Problem to solve: Scan the records below for the word "District" and give only the number of lines that hold it.

Data entries
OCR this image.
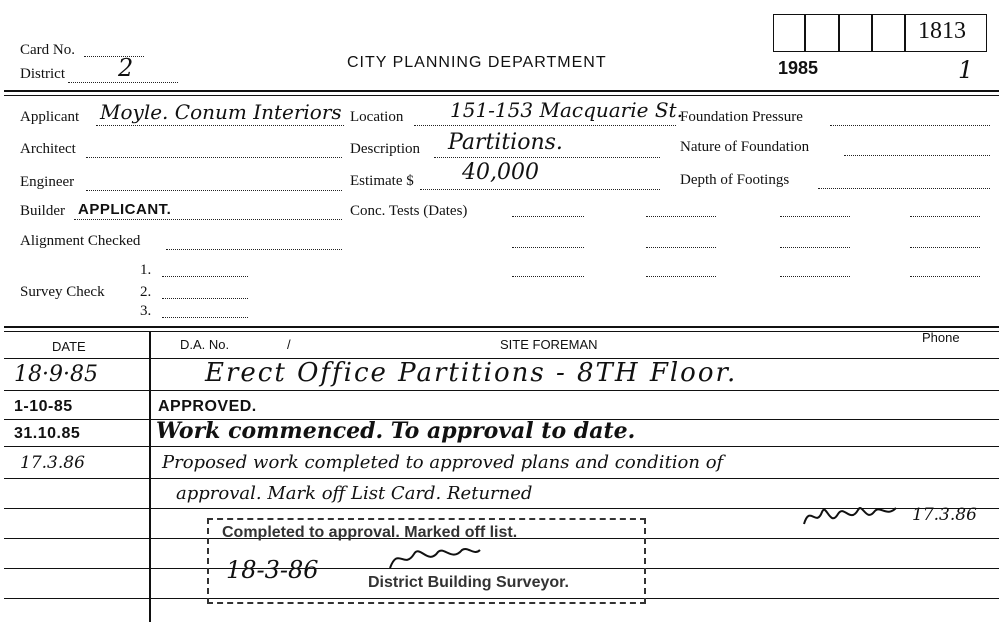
Card No.
District 2	CITY PLANNING DEPARTMENT
1813
1985	1
Applicant Moyle. Conum Interiors Location 151-153 Macquarie St.
Foundation Pressure
Architect	Description Partitions.	Nature of Foundation
Engineer	Estimate $ 40,000	Depth of Footings
Builder APPLICANT.	Conc. Tests (Dates)
Alignment Checked
Survey Check
1.
2.
3.
DATE	D.A. No.	/	SITE FOREMAN	Phone
18·9·85	Erect Office Partitions - 8TH Floor.
1-10-85	APPROVED.
31.10.85	Work commenced. To approval to date.
17.3.86	Proposed work completed to approved plans and condition of
approval. Mark off List Card. Returned
17.3.86
Completed to approval. Marked off list.
18-3-86	District Building Surveyor.
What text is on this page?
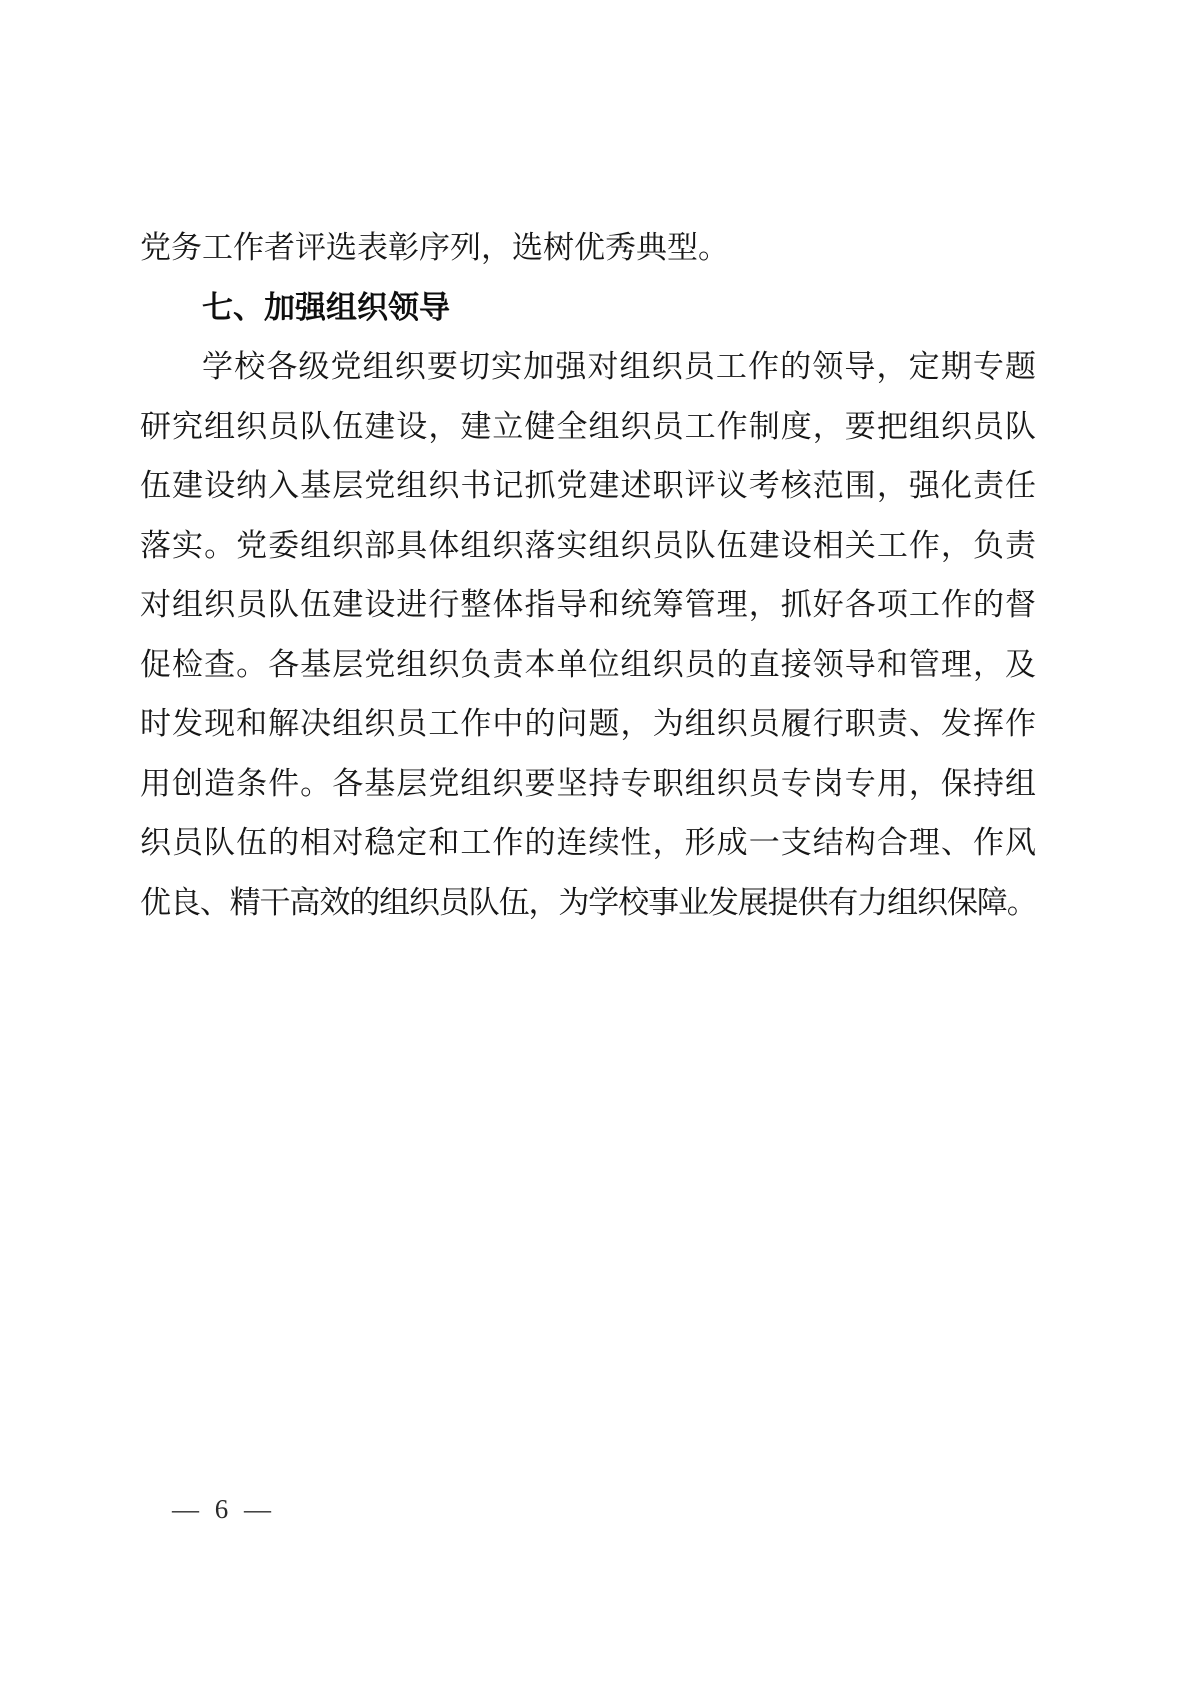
党务工作者评选表彰序列，选树优秀典型。
七、加强组织领导
学校各级党组织要切实加强对组织员工作的领导，定期专题
研究组织员队伍建设，建立健全组织员工作制度，要把组织员队
伍建设纳入基层党组织书记抓党建述职评议考核范围，强化责任
落实。党委组织部具体组织落实组织员队伍建设相关工作，负责
对组织员队伍建设进行整体指导和统筹管理，抓好各项工作的督
促检查。各基层党组织负责本单位组织员的直接领导和管理，及
时发现和解决组织员工作中的问题，为组织员履行职责、发挥作
用创造条件。各基层党组织要坚持专职组织员专岗专用，保持组
织员队伍的相对稳定和工作的连续性，形成一支结构合理、作风
优良、精干高效的组织员队伍，为学校事业发展提供有力组织保障。
— 6 —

Expected answer: 2